EXERCISE MATERIAL start
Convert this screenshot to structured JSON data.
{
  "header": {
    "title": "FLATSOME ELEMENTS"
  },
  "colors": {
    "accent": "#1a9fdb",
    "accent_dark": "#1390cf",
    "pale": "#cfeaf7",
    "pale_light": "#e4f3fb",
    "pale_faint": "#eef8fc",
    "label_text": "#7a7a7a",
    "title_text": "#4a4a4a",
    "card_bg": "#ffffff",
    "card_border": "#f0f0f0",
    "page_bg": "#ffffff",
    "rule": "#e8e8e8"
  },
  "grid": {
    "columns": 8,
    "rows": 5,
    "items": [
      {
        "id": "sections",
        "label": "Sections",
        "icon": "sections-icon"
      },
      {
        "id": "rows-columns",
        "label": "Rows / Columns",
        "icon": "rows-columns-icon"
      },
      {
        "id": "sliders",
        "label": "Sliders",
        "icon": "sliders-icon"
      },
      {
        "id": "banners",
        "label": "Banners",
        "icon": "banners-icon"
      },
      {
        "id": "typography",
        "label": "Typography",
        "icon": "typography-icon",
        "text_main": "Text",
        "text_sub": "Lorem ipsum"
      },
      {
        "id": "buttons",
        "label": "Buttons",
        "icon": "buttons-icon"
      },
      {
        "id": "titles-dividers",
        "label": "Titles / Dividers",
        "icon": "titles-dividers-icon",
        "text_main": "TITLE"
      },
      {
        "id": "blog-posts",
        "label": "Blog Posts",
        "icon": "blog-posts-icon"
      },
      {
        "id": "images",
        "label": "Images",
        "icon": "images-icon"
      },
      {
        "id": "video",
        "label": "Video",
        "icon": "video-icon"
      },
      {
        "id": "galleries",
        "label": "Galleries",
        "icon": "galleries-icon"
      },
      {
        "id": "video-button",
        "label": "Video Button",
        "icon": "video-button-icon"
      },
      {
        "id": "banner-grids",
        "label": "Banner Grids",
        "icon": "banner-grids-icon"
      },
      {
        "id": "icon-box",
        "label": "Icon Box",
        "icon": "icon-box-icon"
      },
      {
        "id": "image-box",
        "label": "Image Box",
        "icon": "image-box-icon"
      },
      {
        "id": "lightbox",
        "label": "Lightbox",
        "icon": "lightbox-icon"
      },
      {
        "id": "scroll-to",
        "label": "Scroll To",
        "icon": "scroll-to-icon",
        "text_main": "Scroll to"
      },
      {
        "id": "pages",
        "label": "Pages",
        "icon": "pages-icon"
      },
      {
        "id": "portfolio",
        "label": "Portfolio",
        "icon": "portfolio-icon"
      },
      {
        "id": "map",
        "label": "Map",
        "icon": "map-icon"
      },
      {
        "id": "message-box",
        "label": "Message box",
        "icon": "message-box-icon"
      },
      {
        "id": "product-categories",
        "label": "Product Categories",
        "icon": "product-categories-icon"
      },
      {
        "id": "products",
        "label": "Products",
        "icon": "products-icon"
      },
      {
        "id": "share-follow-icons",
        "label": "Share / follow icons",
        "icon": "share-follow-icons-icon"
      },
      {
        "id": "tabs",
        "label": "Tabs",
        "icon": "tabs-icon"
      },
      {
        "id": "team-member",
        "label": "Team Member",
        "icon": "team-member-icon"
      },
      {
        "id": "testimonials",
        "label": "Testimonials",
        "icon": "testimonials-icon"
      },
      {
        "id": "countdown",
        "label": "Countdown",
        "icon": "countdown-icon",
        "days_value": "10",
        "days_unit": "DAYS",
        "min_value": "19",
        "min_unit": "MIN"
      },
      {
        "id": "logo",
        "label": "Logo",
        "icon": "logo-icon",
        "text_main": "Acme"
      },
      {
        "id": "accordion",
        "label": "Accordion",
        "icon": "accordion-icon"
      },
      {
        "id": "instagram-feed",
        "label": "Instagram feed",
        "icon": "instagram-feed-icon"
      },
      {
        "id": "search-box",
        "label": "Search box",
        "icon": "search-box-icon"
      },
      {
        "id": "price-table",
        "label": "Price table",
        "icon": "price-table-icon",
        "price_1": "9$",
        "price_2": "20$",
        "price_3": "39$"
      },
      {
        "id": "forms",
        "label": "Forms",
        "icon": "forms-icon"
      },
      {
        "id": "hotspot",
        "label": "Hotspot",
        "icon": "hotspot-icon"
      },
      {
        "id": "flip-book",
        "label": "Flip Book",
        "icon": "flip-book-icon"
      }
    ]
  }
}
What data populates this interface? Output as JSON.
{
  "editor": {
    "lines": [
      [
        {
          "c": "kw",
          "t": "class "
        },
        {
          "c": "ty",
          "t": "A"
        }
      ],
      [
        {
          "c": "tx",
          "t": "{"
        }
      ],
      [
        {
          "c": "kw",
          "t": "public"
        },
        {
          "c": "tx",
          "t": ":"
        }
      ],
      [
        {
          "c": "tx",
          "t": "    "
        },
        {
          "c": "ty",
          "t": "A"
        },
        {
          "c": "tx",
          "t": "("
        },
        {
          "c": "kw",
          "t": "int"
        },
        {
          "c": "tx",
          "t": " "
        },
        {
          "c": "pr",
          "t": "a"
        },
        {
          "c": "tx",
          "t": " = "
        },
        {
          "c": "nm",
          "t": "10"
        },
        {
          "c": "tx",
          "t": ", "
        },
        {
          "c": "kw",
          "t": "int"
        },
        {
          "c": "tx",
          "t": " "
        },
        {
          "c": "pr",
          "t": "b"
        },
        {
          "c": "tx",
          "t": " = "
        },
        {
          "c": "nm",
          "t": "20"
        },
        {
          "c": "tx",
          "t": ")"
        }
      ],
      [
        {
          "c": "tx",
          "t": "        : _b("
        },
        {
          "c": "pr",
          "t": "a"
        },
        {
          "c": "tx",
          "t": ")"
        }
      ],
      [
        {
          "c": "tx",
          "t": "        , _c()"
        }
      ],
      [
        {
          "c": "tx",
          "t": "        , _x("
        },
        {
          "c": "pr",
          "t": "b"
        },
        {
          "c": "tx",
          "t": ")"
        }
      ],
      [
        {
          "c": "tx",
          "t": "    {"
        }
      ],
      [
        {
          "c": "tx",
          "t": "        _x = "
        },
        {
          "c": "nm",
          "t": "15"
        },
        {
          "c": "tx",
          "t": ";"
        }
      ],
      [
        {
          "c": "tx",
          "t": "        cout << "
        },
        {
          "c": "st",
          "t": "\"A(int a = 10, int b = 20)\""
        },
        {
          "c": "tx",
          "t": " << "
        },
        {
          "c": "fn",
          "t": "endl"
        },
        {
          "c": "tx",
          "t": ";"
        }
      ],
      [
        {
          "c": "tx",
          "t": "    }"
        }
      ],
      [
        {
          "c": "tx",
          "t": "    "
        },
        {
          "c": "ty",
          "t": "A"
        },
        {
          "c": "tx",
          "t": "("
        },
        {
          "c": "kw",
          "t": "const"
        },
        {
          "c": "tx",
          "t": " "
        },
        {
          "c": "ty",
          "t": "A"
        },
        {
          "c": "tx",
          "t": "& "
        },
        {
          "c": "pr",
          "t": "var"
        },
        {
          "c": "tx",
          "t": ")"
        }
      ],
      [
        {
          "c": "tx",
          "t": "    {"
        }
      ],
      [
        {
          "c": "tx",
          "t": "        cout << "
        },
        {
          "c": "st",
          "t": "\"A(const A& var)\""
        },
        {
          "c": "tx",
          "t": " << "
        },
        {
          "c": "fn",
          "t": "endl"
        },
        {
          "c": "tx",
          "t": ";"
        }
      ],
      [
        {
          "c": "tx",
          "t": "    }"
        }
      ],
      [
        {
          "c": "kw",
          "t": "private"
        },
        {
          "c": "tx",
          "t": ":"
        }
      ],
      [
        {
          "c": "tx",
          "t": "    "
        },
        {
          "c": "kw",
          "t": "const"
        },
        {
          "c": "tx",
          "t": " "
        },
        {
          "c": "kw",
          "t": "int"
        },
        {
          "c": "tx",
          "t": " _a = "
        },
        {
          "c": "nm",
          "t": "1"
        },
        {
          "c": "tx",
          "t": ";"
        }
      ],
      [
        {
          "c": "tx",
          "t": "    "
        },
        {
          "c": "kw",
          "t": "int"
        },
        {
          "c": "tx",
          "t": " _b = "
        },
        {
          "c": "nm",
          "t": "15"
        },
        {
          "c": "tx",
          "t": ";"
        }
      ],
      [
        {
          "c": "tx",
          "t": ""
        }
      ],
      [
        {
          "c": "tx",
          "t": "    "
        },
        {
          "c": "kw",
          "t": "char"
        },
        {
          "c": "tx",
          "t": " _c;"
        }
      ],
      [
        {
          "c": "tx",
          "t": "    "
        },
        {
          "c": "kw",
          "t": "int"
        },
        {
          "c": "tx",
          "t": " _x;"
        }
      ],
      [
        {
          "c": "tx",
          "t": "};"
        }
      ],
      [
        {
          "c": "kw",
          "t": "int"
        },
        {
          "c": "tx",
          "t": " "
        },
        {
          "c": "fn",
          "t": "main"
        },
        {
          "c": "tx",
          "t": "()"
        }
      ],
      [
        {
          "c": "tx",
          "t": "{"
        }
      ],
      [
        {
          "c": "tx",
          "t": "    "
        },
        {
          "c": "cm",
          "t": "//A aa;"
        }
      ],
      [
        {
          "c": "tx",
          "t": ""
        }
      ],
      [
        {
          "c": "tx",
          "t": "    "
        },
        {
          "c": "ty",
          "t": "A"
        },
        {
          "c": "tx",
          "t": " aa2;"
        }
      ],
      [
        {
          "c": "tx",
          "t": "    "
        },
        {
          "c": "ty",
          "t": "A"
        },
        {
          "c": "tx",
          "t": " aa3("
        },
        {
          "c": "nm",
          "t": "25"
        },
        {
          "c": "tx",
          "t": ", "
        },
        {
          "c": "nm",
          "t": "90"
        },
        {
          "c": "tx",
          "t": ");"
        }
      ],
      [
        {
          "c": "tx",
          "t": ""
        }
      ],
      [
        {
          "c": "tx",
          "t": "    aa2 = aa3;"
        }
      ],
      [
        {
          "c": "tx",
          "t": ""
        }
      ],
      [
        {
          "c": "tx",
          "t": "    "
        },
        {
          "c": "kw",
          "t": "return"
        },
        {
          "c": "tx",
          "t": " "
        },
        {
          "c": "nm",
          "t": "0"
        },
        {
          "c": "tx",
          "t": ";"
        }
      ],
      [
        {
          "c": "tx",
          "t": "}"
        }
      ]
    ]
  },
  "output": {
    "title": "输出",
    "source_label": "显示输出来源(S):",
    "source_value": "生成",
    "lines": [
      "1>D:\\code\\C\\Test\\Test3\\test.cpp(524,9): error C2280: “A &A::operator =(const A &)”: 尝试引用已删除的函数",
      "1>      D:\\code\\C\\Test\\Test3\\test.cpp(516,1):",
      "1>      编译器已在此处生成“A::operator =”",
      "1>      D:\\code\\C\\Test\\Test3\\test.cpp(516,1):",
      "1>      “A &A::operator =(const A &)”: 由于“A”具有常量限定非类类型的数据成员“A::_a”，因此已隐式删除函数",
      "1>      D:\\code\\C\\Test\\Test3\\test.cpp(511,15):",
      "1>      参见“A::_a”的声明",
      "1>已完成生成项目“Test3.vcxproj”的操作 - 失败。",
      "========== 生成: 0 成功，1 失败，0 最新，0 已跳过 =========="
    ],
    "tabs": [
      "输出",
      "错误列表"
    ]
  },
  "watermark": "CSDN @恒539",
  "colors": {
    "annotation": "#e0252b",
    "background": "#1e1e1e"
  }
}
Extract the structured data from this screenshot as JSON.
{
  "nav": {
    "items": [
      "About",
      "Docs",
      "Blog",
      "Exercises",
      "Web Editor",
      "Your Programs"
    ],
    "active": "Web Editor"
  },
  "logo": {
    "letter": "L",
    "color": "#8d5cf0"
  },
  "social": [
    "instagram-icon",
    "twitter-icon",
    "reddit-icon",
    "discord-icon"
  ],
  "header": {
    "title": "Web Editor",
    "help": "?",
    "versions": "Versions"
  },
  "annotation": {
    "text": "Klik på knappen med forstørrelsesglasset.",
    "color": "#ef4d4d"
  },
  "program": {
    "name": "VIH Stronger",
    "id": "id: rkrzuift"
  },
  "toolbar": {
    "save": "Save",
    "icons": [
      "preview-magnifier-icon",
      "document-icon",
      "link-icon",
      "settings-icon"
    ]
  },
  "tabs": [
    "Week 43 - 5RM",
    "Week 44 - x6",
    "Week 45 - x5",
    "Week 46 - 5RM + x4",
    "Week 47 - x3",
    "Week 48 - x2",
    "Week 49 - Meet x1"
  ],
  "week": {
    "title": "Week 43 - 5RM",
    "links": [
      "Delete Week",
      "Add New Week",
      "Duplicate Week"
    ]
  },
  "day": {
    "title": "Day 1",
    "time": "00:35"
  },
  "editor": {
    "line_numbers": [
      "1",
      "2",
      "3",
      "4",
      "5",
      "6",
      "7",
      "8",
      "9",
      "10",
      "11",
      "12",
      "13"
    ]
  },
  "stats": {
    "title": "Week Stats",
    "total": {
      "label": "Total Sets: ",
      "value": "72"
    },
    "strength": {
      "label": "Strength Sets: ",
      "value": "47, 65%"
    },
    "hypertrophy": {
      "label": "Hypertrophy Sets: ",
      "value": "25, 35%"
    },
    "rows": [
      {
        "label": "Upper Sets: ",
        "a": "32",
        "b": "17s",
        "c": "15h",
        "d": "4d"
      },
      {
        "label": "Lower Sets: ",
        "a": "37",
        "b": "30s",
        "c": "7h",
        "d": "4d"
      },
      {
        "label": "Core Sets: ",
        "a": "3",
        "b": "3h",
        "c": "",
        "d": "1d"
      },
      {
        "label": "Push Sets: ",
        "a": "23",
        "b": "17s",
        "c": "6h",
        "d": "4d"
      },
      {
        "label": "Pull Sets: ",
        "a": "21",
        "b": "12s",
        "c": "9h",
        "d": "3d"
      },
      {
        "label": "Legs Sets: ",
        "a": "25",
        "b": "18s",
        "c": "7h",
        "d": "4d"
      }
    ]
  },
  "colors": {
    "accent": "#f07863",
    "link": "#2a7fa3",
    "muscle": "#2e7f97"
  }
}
EXERCISE MATERIAL end
• **WHAT IS ASKED**:
Look above for every line with the word "structured" and copy it.

• **SOLUTION TO THIS EXERCISE**:
Convert this screenshot to structured JSON data.
Extract the structured data from this screenshot as JSON.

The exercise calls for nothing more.